Find the lines with "Владимирской" in them and copy them out.
○ ○ ○ ○ ○
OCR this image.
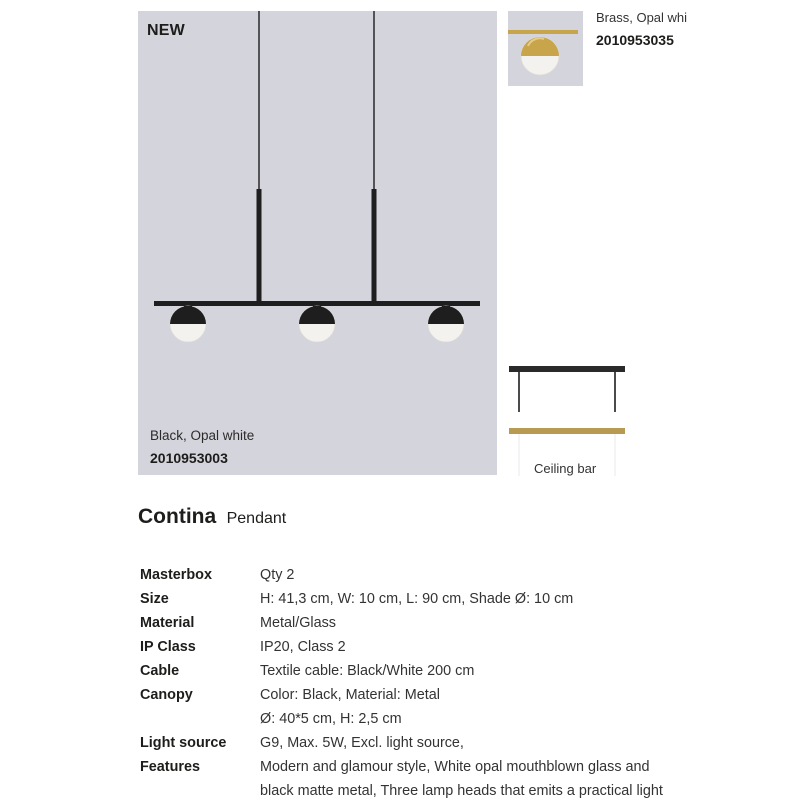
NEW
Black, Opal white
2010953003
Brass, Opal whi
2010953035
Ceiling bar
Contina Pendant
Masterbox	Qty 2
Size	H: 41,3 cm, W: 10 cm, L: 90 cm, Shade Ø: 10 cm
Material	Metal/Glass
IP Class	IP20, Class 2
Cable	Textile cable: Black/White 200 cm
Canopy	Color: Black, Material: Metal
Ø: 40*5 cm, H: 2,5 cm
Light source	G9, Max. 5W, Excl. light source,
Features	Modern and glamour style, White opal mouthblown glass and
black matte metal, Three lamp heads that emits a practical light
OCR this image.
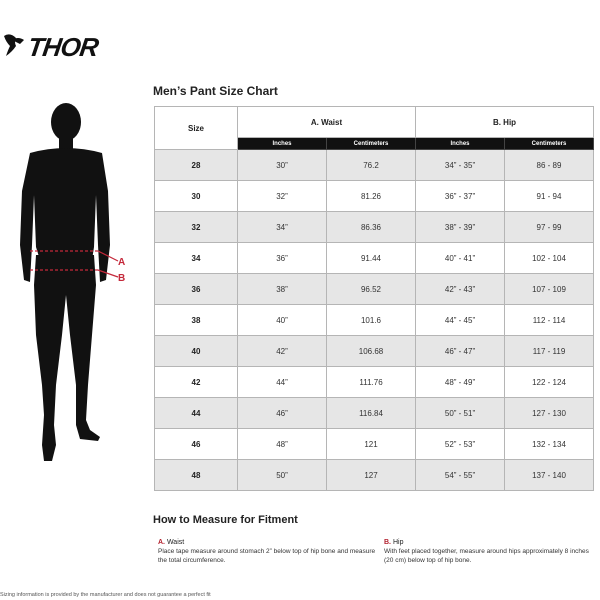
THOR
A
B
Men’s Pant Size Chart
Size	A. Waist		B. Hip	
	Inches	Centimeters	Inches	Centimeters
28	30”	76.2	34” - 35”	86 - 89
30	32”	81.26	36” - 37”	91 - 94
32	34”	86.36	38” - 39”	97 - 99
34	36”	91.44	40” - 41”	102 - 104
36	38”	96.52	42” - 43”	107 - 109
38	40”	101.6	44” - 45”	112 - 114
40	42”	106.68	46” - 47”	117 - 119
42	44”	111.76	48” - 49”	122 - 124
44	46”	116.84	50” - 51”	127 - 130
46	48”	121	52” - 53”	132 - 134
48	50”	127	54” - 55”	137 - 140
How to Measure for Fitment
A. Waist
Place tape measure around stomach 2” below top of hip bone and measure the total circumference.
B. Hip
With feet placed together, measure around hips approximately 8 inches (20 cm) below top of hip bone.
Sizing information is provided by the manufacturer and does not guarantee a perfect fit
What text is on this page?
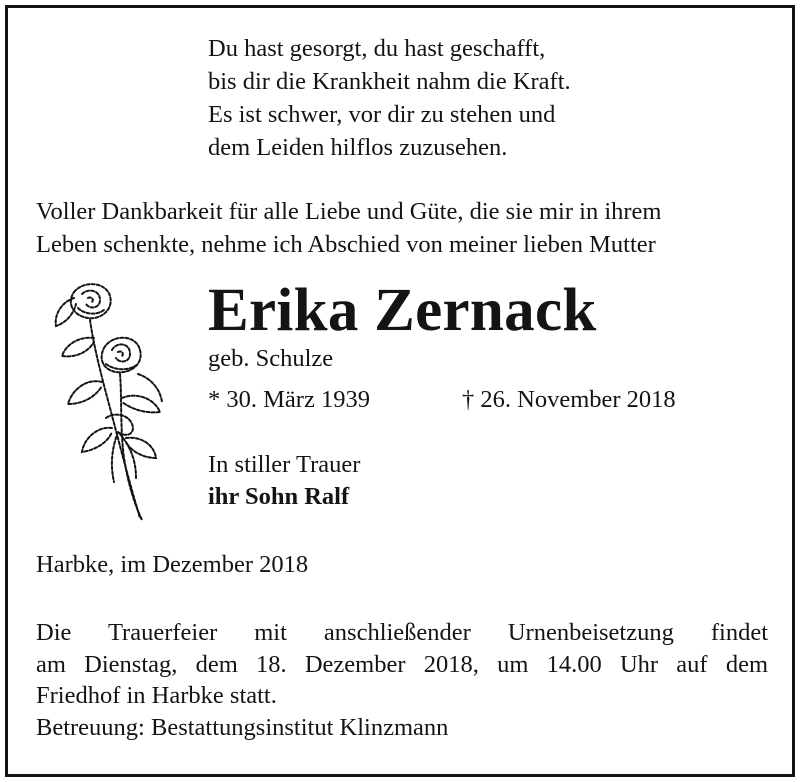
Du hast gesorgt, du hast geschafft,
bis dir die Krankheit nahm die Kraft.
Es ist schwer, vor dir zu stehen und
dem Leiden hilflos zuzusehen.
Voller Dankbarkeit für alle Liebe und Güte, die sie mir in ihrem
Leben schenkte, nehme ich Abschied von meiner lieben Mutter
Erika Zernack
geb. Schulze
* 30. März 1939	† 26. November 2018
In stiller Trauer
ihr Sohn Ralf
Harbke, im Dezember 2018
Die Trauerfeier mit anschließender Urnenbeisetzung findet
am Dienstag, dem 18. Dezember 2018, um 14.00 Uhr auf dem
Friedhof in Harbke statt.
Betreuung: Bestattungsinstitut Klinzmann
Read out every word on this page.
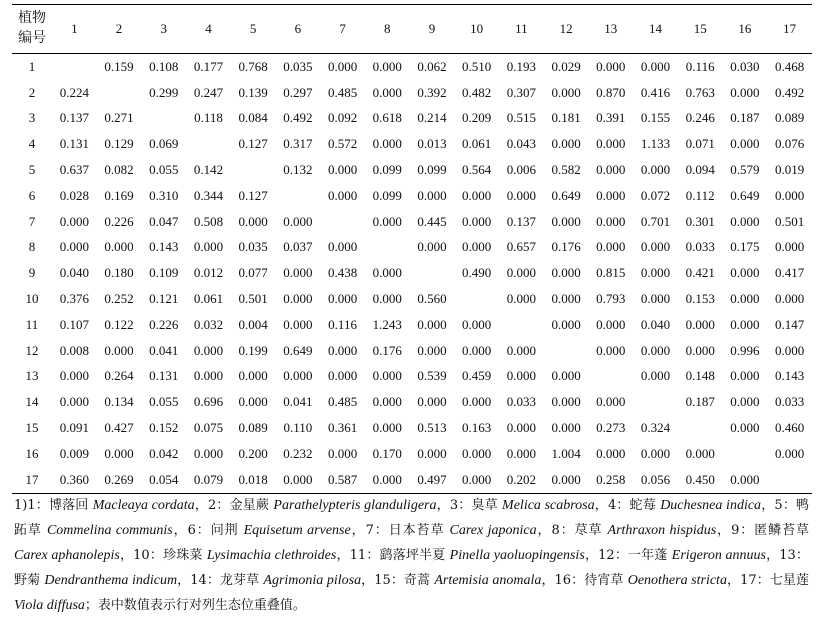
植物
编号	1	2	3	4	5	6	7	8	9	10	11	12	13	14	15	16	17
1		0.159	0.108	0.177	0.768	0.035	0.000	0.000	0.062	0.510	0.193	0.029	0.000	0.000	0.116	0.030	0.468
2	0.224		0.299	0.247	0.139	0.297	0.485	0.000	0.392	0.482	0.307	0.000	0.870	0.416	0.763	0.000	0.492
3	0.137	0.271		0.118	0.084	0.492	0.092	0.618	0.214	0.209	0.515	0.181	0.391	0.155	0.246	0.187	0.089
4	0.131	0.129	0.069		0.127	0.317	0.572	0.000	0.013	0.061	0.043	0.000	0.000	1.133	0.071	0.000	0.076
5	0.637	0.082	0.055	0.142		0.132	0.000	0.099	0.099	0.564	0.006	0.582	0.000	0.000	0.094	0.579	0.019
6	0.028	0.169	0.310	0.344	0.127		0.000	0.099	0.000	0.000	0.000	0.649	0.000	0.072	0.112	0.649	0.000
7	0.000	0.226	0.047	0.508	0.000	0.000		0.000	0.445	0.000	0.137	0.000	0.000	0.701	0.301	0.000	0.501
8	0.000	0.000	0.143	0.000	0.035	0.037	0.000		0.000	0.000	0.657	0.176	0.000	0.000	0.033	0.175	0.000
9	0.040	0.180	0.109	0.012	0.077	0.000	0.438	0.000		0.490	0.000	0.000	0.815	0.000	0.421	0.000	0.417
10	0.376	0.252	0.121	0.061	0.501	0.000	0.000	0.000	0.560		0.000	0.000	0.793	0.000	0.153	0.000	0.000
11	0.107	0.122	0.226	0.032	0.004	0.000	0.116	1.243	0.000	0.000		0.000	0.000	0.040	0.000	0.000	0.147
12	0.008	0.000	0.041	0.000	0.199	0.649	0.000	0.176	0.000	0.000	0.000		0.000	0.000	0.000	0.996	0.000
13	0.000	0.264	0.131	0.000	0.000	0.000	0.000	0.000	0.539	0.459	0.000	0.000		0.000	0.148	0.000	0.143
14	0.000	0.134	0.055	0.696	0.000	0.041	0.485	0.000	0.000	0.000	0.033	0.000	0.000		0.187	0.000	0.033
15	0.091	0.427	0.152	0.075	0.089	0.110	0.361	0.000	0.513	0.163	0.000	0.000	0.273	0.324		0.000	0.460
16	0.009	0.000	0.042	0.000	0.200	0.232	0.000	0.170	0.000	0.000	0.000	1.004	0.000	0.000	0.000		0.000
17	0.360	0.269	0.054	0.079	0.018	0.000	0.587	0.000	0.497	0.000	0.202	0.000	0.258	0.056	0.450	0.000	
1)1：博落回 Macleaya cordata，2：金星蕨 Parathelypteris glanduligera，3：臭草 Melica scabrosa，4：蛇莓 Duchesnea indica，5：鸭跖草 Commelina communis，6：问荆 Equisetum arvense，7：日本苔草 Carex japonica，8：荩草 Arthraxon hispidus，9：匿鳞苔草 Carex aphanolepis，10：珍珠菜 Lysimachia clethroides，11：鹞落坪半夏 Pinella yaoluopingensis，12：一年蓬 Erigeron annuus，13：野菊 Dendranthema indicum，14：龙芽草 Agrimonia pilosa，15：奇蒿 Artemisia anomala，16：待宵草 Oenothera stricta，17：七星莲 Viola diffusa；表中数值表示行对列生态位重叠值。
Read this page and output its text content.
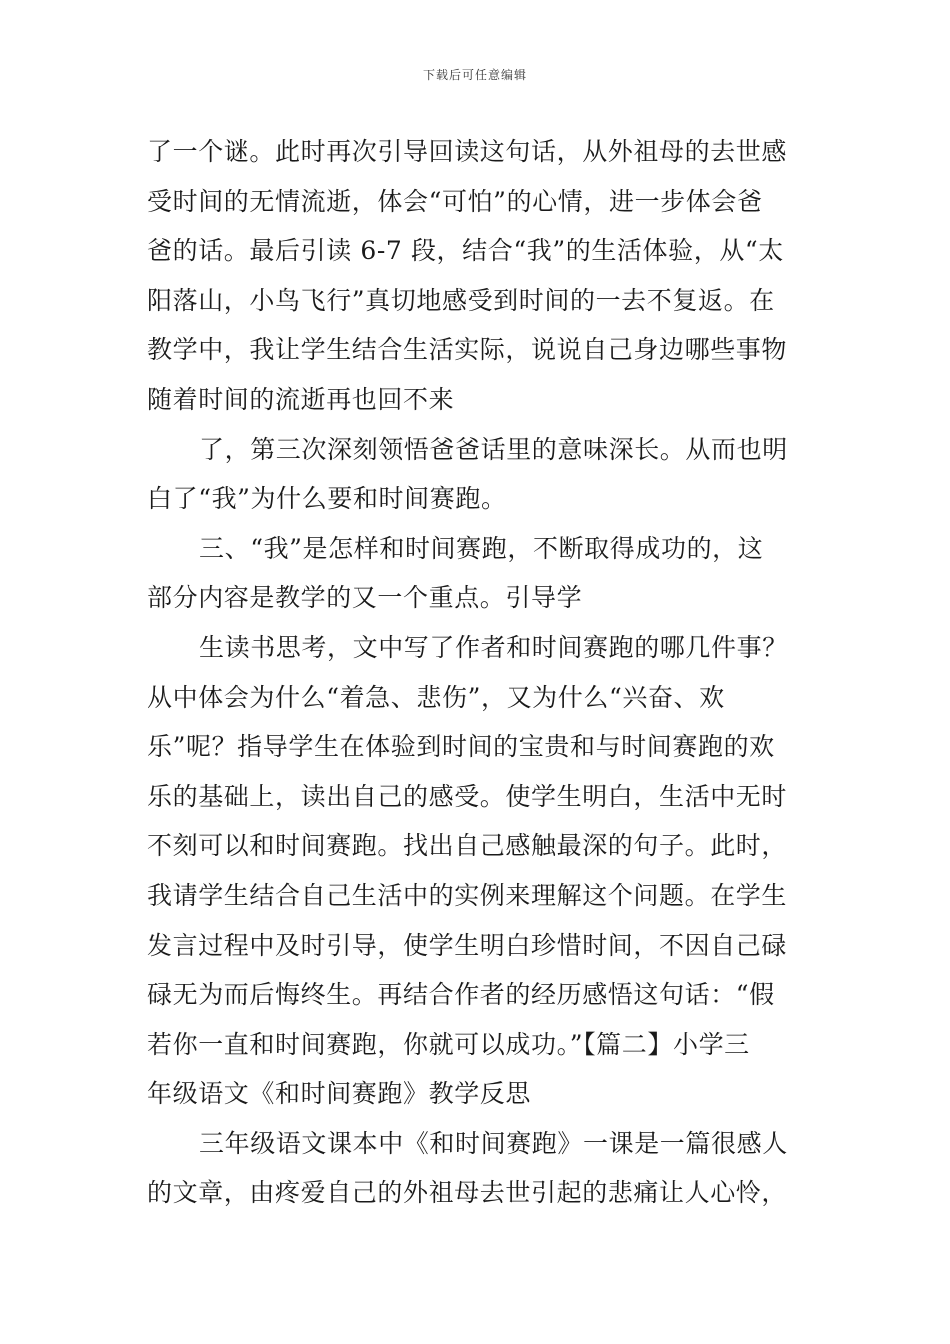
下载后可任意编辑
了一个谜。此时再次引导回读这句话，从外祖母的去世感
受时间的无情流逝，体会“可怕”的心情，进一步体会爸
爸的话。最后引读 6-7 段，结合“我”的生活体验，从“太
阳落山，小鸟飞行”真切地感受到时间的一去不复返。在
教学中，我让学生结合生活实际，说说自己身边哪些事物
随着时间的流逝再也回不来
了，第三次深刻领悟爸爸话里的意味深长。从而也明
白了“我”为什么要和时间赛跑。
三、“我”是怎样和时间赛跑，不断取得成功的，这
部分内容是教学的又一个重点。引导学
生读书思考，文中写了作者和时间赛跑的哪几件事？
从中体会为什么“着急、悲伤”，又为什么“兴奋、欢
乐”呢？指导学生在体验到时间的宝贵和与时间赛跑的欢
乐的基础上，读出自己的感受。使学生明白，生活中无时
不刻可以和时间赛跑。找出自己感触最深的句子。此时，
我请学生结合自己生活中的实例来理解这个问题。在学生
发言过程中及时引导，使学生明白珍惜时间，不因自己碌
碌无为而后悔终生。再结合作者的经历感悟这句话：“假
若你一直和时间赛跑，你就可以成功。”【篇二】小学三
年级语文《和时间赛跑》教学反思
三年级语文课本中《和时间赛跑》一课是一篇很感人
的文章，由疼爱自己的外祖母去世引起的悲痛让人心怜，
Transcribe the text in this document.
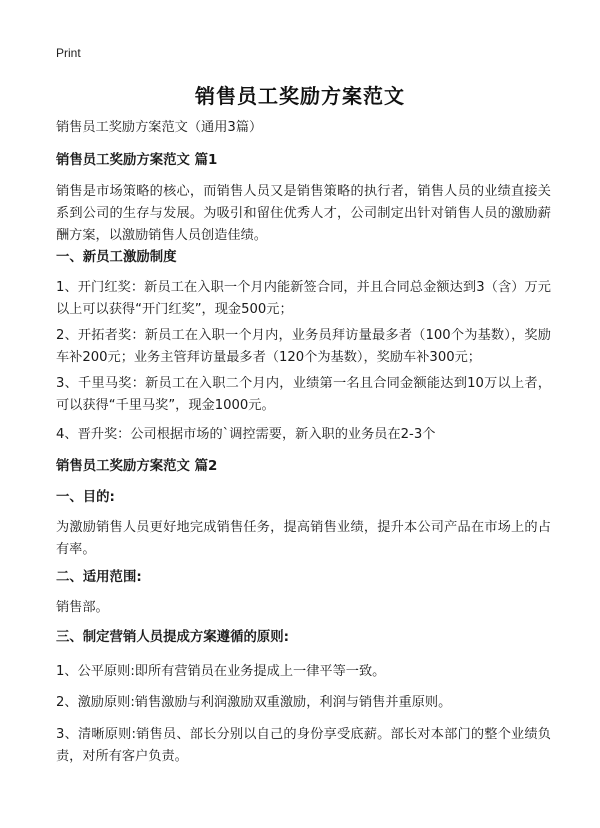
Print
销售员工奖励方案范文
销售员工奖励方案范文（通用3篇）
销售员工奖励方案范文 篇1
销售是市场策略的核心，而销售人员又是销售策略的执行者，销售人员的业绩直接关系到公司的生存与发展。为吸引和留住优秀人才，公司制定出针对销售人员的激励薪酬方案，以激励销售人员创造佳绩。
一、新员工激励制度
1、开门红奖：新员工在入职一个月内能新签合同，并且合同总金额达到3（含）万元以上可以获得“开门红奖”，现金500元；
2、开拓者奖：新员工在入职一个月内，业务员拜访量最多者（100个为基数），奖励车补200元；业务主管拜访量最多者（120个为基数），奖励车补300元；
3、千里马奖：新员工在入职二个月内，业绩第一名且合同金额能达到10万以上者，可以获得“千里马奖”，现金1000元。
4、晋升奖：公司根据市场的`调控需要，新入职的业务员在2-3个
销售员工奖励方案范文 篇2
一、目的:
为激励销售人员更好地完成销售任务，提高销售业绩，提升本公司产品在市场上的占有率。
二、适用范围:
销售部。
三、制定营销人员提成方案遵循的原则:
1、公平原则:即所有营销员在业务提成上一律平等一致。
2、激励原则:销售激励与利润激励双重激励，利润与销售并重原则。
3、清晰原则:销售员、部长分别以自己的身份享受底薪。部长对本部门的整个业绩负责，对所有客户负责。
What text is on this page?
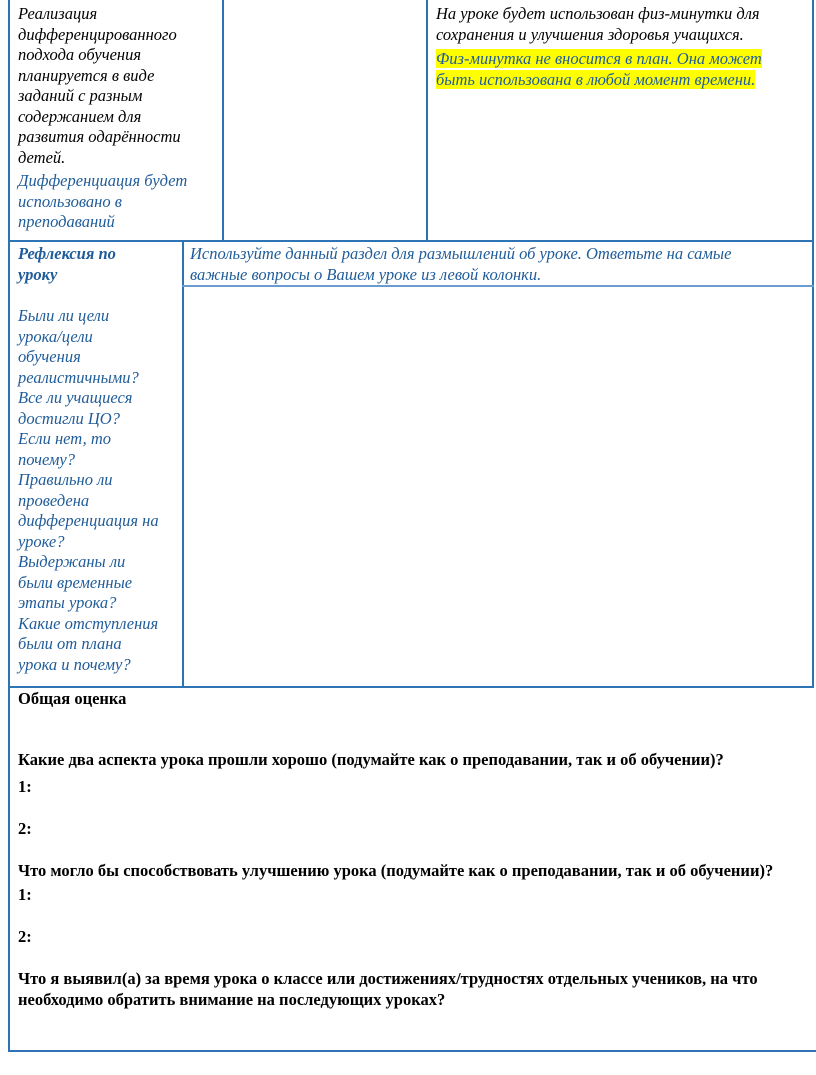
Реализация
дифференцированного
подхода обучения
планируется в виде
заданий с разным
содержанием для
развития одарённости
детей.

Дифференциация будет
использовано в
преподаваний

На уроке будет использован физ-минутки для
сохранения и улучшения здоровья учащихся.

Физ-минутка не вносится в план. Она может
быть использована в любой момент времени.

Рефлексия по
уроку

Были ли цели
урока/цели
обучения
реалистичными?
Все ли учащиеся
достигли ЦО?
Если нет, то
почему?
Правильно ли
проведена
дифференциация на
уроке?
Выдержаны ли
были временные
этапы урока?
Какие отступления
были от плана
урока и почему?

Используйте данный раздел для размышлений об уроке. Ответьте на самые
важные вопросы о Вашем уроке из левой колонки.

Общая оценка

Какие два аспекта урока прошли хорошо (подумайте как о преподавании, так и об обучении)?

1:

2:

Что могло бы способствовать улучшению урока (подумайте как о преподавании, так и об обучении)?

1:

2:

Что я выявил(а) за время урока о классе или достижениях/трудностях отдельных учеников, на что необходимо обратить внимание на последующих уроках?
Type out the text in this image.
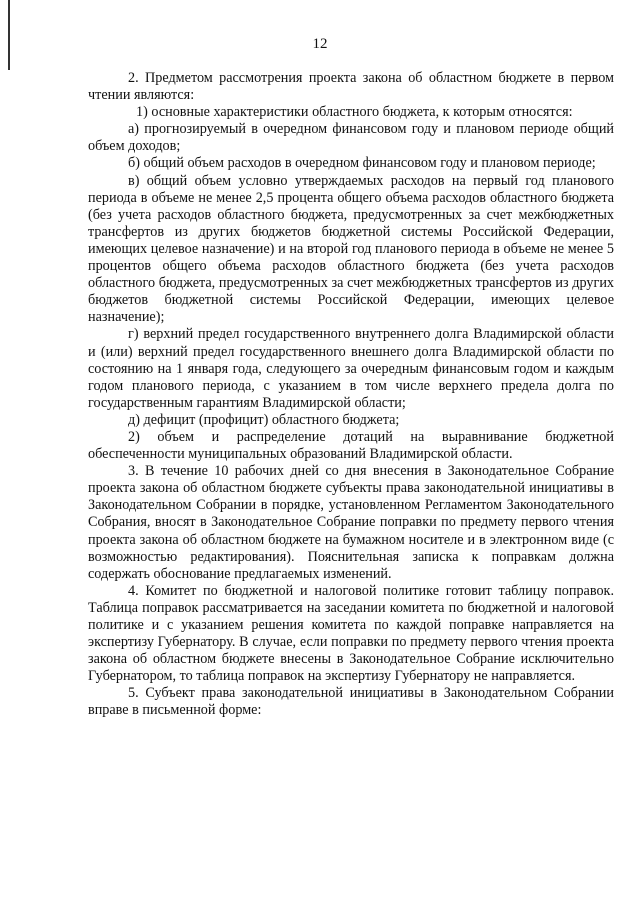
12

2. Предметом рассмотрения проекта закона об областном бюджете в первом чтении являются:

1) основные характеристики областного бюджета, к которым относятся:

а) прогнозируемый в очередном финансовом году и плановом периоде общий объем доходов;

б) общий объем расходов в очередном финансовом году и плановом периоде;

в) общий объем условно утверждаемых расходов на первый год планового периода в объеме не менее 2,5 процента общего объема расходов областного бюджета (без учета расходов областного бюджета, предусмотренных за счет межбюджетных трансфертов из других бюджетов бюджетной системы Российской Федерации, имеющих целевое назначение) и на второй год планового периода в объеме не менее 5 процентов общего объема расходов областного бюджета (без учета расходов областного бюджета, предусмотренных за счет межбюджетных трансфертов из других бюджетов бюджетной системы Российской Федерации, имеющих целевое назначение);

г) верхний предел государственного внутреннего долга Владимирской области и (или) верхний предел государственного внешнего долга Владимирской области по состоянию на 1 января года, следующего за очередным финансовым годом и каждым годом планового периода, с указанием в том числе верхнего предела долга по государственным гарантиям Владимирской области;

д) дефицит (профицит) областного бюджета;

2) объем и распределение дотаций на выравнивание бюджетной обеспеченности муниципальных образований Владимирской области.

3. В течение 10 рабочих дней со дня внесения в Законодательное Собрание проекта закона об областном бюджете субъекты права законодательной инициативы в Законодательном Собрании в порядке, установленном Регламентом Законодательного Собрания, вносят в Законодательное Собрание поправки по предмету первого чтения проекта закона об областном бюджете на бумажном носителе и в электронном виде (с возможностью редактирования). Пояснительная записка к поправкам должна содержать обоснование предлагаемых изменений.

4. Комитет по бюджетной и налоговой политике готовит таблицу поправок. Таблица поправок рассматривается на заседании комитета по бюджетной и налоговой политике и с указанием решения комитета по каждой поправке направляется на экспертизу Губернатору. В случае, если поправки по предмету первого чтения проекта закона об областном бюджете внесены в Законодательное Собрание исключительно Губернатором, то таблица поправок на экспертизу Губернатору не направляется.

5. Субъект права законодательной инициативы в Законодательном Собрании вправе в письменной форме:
○ ○ ○ ○ ○
**The completed task:**
г) верхний предел государственного внутреннего долга Владимирской области и (или) верхний предел государственного внешнего долга Владимирской области по состоянию на 1 января года, следующего за очередным финансовым годом и каждым годом планового периода, с указанием в том числе верхнего предела долга по государственным гарантиям Владимирской области;
2) объем и распределение дотаций на выравнивание бюджетной обеспеченности муниципальных образований Владимирской области.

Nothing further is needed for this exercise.